** BEGIN THE INPUT **

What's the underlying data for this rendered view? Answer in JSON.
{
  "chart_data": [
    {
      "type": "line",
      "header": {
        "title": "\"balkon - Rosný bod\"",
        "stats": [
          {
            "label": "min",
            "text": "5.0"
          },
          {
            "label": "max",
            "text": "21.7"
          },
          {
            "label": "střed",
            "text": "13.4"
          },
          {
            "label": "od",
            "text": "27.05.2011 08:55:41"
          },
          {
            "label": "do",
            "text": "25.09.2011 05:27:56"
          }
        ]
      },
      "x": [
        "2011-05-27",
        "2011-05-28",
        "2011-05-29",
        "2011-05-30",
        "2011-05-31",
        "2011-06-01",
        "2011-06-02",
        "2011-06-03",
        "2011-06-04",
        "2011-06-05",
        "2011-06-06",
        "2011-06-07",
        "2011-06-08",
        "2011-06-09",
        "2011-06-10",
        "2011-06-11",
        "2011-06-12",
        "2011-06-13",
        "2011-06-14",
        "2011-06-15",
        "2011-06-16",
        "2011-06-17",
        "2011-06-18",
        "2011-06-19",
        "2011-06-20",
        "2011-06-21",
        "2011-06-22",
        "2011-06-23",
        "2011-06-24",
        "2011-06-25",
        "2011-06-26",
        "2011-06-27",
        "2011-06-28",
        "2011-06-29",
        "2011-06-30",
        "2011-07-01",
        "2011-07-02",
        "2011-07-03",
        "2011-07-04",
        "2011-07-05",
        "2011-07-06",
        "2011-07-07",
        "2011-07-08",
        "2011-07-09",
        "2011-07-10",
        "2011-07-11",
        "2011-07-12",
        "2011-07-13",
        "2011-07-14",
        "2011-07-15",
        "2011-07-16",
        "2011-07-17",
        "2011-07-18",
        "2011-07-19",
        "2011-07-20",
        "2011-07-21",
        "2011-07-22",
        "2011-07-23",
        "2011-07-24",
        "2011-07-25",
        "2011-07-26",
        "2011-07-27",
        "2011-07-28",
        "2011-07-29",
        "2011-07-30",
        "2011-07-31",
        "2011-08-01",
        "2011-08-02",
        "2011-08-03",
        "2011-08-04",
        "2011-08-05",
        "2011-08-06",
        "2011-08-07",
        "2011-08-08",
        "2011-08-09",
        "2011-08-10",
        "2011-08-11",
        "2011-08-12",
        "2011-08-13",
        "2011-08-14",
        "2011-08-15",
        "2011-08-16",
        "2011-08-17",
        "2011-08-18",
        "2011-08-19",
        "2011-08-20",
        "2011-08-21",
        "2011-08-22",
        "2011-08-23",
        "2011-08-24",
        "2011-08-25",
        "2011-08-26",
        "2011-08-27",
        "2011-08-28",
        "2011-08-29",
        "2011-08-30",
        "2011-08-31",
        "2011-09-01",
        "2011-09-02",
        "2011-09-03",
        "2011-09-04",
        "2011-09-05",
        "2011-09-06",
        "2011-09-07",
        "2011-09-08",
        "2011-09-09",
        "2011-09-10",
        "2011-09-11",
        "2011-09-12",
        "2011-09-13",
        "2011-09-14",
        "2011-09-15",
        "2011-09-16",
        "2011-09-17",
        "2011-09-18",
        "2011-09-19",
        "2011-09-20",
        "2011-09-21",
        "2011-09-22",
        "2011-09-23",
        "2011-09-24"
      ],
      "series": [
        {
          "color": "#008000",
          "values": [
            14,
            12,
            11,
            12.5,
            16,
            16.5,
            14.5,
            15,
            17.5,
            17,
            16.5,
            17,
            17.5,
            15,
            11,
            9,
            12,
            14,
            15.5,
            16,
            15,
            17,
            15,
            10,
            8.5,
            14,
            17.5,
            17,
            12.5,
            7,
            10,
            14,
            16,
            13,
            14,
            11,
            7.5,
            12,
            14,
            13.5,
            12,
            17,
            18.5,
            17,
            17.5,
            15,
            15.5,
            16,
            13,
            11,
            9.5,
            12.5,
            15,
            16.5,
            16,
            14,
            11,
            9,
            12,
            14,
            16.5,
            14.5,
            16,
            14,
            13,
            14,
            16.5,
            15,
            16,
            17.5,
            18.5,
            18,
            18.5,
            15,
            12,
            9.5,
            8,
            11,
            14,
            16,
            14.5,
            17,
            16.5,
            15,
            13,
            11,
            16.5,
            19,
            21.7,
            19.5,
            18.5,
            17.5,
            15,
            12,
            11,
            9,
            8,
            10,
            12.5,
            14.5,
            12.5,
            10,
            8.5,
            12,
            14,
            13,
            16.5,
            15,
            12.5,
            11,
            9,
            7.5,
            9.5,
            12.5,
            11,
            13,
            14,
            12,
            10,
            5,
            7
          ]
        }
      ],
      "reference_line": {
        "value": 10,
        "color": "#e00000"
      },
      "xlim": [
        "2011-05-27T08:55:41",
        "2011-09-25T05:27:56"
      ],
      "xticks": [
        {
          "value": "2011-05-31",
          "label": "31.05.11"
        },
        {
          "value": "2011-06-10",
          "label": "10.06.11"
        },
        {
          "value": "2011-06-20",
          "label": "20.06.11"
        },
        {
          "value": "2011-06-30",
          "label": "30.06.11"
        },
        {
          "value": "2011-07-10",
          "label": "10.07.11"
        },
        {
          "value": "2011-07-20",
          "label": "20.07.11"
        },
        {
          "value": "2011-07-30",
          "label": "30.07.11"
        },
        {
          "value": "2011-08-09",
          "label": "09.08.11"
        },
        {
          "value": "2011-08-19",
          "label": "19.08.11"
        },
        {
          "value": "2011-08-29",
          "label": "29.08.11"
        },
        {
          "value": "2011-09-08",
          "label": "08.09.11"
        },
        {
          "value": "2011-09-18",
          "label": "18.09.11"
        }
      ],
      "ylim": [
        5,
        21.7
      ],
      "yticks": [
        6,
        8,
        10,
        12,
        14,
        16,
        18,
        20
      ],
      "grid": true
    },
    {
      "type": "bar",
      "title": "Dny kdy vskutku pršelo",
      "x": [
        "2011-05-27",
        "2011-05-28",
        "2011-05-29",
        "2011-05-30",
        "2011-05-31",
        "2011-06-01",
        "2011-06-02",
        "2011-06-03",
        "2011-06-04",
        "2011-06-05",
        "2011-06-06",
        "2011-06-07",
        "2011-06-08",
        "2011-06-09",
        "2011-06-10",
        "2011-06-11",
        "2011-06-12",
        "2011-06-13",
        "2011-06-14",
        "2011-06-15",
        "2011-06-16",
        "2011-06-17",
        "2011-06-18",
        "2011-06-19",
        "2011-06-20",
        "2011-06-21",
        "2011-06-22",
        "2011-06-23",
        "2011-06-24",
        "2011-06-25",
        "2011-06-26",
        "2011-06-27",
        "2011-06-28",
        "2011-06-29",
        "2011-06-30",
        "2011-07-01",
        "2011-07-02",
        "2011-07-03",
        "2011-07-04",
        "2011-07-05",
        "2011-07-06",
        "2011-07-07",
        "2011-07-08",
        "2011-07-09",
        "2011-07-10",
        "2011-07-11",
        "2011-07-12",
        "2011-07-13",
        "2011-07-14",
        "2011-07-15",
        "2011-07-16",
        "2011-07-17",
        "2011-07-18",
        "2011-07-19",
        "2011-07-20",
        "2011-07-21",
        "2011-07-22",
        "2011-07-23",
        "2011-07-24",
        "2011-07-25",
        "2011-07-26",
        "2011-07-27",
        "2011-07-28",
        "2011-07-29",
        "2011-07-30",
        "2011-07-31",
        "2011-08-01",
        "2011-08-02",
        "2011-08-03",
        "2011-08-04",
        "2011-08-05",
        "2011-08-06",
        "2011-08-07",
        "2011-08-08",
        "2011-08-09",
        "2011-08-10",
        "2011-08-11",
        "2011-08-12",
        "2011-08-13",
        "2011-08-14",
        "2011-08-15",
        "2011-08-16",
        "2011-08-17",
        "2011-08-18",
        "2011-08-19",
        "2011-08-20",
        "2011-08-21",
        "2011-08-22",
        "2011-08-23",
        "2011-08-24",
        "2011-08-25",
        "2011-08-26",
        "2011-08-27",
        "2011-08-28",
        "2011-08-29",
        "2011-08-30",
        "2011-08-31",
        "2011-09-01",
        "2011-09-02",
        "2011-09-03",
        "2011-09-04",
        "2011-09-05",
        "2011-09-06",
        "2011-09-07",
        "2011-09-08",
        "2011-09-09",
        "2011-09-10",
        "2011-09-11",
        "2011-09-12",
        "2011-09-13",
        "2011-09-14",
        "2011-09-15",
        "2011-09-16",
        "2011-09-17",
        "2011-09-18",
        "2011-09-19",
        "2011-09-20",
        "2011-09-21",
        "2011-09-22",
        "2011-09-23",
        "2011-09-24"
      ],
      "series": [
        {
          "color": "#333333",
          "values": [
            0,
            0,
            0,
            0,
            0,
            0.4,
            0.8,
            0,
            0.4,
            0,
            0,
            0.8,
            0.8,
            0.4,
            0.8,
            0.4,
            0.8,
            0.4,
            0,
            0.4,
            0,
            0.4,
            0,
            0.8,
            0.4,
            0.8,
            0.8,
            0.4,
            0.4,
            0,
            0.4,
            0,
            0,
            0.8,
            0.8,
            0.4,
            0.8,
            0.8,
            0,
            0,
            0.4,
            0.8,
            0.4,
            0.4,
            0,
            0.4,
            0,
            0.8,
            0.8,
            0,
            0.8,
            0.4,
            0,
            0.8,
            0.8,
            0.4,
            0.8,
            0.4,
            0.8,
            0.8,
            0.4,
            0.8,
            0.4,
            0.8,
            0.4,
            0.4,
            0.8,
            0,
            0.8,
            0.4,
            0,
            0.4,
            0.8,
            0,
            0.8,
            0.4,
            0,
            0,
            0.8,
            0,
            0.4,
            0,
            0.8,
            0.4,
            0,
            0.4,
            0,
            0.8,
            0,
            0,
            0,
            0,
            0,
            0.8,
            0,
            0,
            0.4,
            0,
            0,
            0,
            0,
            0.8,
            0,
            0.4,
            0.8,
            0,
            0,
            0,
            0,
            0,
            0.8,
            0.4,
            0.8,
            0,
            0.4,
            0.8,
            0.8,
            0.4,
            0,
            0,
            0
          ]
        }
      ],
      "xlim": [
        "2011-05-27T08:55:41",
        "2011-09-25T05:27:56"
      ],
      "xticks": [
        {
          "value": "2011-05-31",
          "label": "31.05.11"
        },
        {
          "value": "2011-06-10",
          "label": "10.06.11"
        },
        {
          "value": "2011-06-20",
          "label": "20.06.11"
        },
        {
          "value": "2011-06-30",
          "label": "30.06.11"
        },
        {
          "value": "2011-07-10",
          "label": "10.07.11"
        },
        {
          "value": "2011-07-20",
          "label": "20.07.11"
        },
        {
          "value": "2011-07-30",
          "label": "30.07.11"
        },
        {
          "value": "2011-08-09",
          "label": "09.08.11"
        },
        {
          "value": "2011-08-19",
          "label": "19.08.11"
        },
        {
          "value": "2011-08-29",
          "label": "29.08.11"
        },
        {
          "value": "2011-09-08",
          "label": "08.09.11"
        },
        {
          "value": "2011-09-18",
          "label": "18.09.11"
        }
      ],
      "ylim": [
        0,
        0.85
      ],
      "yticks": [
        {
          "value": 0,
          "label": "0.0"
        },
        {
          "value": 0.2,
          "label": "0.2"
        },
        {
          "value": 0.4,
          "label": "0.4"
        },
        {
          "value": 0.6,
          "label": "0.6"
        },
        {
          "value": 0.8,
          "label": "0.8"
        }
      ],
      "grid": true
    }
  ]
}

** END THE INPUT **

### [THE TASK]
In the lines above, locate the string "text". Copy every line where it occurs.

### [TASK SOLUTION]
            "text": "5.0"
            "text": "21.7"
            "text": "13.4"
            "text": "27.05.2011 08:55:41"
            "text": "25.09.2011 05:27:56"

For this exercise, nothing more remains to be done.